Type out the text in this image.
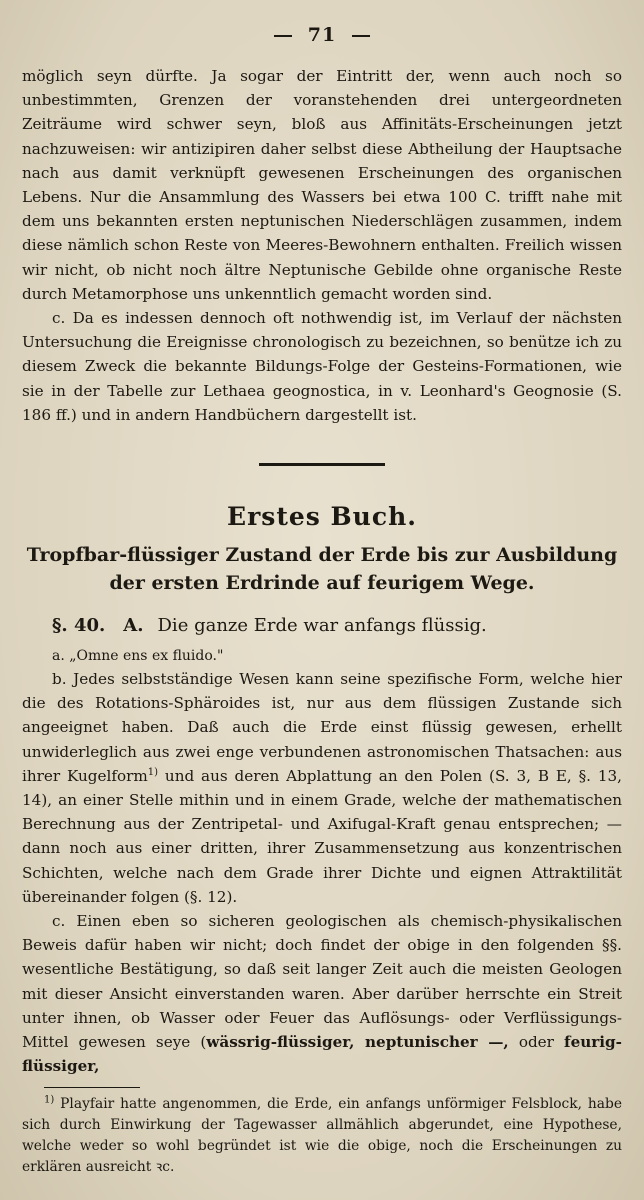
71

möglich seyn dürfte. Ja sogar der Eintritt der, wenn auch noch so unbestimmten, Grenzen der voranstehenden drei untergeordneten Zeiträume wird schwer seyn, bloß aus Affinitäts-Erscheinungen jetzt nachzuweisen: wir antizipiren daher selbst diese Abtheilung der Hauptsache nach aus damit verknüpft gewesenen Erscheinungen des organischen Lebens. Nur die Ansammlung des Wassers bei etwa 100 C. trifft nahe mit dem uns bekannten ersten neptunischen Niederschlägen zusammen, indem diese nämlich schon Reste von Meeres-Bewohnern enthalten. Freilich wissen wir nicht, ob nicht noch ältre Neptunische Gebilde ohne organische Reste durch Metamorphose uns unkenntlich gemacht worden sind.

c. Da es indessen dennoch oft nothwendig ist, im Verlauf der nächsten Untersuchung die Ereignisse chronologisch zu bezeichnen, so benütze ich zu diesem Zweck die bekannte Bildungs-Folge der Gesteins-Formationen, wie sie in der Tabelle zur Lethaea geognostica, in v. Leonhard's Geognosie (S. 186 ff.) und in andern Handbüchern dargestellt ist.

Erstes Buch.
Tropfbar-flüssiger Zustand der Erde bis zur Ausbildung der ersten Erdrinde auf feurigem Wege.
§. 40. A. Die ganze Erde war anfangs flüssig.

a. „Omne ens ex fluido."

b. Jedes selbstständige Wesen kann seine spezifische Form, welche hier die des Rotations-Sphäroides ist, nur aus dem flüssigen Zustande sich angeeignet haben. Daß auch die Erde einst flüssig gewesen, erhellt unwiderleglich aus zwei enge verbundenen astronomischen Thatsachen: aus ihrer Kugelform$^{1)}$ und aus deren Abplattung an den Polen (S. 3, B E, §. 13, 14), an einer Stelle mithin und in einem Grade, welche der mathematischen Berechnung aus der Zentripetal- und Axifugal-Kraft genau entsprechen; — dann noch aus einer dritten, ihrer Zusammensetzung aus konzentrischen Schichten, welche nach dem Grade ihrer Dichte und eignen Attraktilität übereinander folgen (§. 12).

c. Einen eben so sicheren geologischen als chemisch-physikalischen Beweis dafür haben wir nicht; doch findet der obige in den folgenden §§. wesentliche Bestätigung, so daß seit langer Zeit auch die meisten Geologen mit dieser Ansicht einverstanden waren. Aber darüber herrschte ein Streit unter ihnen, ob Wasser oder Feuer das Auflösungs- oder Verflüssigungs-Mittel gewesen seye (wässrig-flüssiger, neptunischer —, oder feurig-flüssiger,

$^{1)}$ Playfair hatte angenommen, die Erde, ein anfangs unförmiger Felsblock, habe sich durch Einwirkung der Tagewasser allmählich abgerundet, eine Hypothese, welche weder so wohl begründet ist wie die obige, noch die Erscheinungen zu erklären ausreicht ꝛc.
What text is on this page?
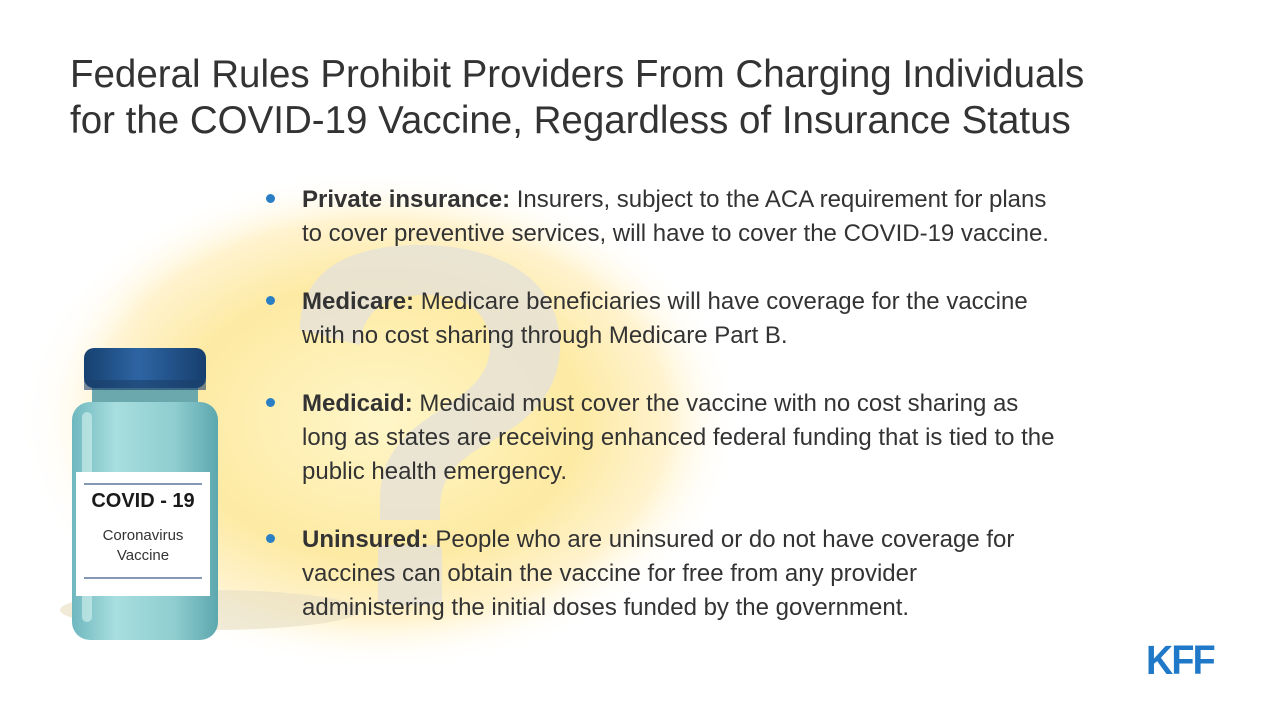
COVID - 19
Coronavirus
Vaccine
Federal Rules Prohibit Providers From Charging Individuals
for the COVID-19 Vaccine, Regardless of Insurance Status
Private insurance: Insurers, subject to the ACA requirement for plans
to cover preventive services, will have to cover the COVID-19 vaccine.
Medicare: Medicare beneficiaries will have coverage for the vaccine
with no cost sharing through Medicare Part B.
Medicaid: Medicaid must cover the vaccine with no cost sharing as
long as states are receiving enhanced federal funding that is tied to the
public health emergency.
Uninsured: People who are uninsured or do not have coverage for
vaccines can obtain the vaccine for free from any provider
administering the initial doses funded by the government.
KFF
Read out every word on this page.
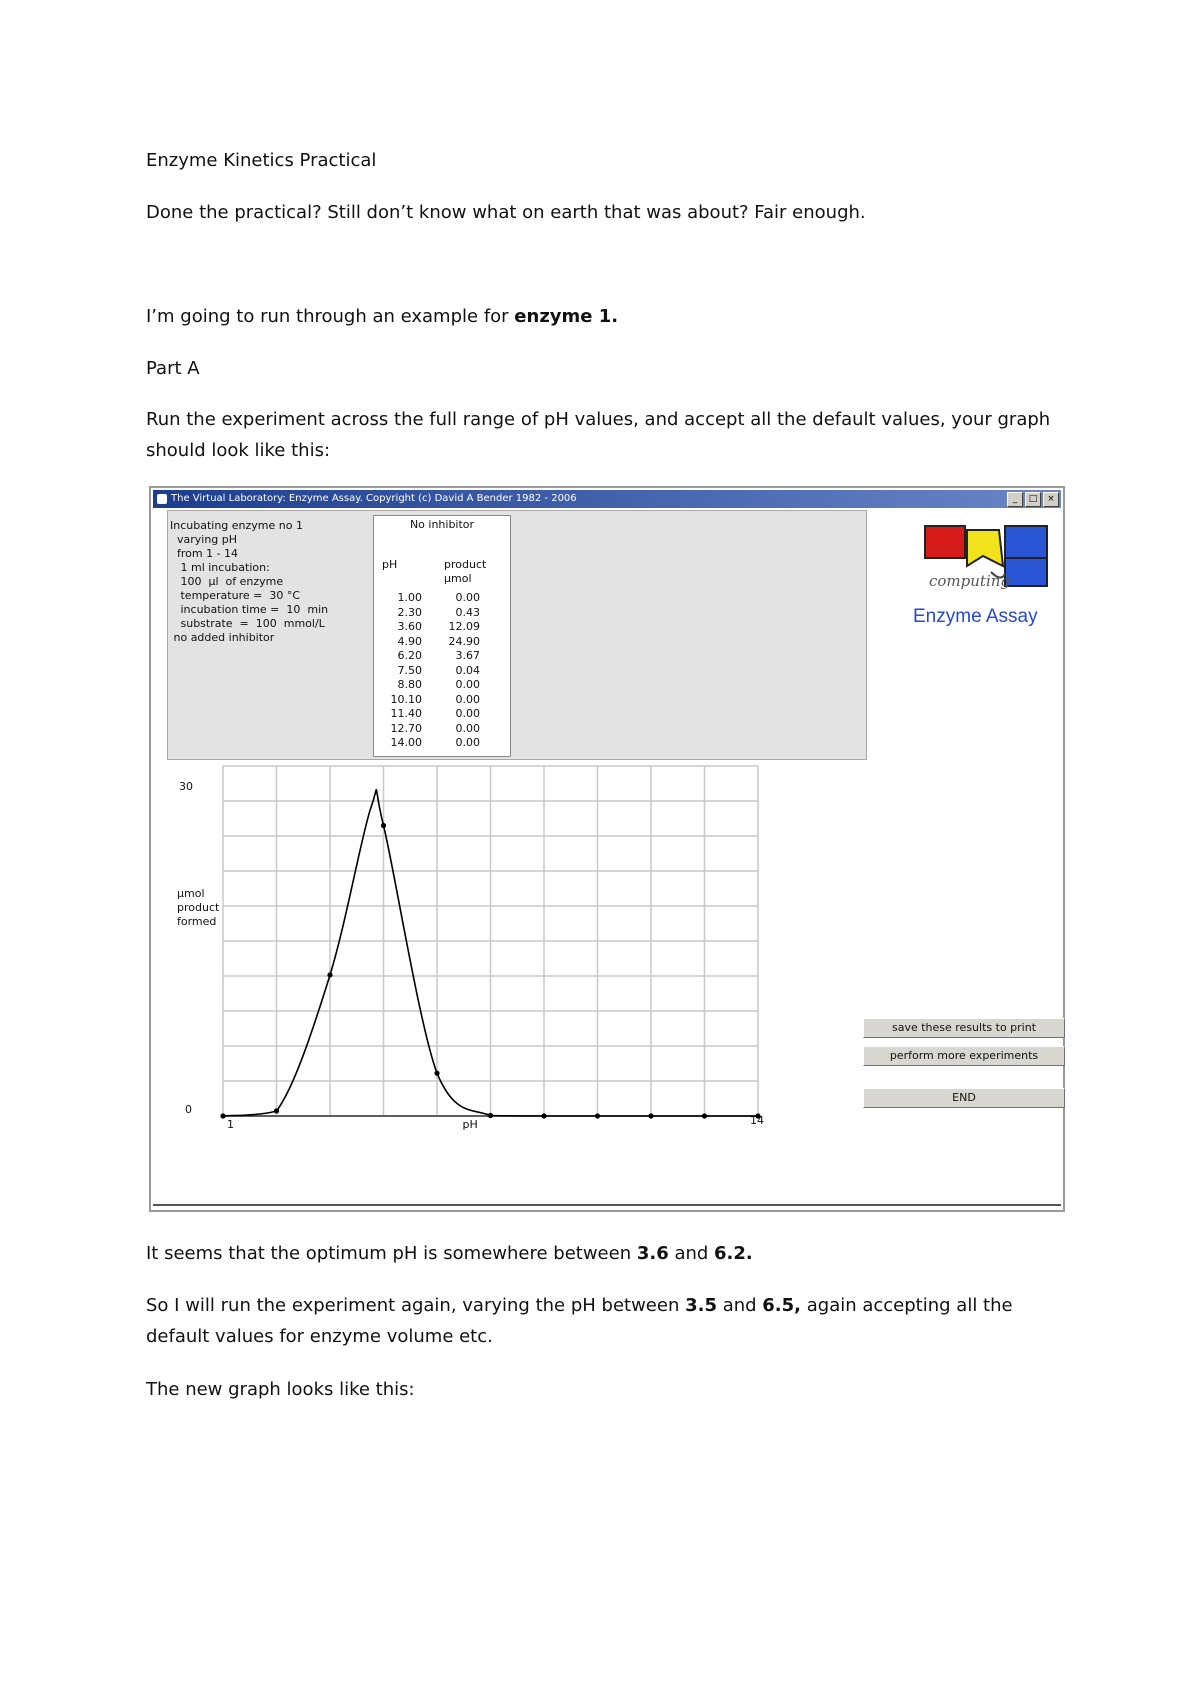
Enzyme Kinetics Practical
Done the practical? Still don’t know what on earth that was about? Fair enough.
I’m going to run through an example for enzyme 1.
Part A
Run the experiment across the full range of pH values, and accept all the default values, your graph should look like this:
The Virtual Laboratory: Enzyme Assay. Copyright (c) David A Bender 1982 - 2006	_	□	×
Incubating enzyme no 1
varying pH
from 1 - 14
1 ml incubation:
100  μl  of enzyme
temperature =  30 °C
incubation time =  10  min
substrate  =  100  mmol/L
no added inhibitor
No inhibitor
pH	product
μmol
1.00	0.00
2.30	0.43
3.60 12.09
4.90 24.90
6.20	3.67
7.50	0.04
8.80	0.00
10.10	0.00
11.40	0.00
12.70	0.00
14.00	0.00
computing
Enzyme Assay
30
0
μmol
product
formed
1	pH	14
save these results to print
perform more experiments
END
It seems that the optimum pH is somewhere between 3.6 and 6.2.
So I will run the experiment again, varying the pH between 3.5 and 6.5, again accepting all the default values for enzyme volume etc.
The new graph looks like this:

********

- What you need to do -
Read the entries and show each line that mentions "varying".

- Response area -
varying pH
So I will run the experiment again, varying the pH between 3.5 and 6.5, again accepting all the default values for enzyme volume etc.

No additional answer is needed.